— begin Dataset entries —

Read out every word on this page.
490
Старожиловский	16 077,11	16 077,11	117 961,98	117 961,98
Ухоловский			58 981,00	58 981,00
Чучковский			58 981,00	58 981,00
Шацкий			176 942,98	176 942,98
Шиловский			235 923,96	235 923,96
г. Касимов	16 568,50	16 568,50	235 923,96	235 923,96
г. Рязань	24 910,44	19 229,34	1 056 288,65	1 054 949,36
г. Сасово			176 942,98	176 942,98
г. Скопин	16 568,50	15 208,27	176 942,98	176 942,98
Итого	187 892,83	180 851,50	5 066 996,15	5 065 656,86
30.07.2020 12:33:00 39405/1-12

— end Dataset entries —

Output every record above exactly as it appears.

Reply to the exercise -
Read out every word on this page.
490
Старожиловский	16 077,11	16 077,11	117 961,98	117 961,98
Ухоловский			58 981,00	58 981,00
Чучковский			58 981,00	58 981,00
Шацкий			176 942,98	176 942,98
Шиловский			235 923,96	235 923,96
г. Касимов	16 568,50	16 568,50	235 923,96	235 923,96
г. Рязань	24 910,44	19 229,34	1 056 288,65	1 054 949,36
г. Сасово			176 942,98	176 942,98
г. Скопин	16 568,50	15 208,27	176 942,98	176 942,98
Итого	187 892,83	180 851,50	5 066 996,15	5 065 656,86
30.07.2020 12:33:00 39405/1-12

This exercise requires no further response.